━━━ MATERIAL FOR THE TASK

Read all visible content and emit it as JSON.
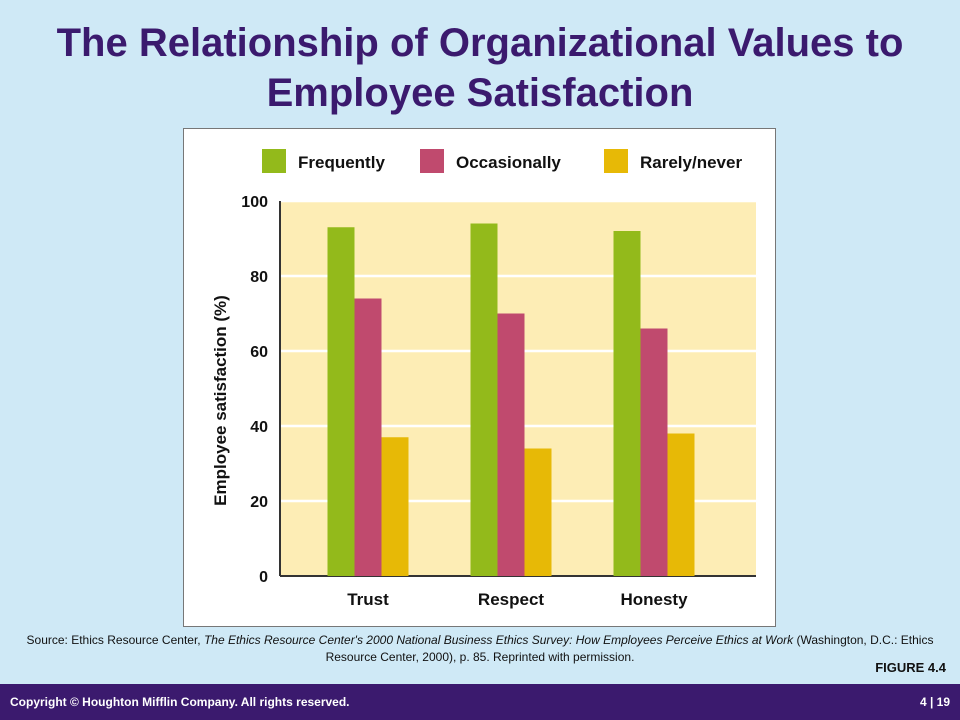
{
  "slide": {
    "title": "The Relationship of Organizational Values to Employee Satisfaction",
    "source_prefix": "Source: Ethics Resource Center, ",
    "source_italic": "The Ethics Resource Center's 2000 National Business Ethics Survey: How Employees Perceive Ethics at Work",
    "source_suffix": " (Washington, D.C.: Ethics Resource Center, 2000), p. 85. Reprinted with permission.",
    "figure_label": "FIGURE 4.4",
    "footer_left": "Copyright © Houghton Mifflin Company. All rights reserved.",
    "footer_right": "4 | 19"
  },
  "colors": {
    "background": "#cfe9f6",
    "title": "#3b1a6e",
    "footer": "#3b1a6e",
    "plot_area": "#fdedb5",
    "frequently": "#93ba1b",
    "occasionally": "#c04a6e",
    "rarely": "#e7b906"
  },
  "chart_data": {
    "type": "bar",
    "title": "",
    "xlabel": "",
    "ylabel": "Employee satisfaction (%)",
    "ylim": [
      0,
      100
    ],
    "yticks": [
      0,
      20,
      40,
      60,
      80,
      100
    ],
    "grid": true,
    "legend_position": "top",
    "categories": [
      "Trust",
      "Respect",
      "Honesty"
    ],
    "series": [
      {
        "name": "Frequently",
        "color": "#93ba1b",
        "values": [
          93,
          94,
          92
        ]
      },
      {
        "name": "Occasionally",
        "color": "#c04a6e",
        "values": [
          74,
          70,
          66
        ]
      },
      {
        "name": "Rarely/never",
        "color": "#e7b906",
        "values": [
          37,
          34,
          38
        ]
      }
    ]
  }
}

━━━━━━

EXERCISE DIRECTIONS: Identify and extract each line of the listing that contains "title".

ANSWER TO THIS TASK:
    "title": "The Relationship of Organizational Values to Employee Satisfaction",
    "title": "#3b1a6e",
    "title": "",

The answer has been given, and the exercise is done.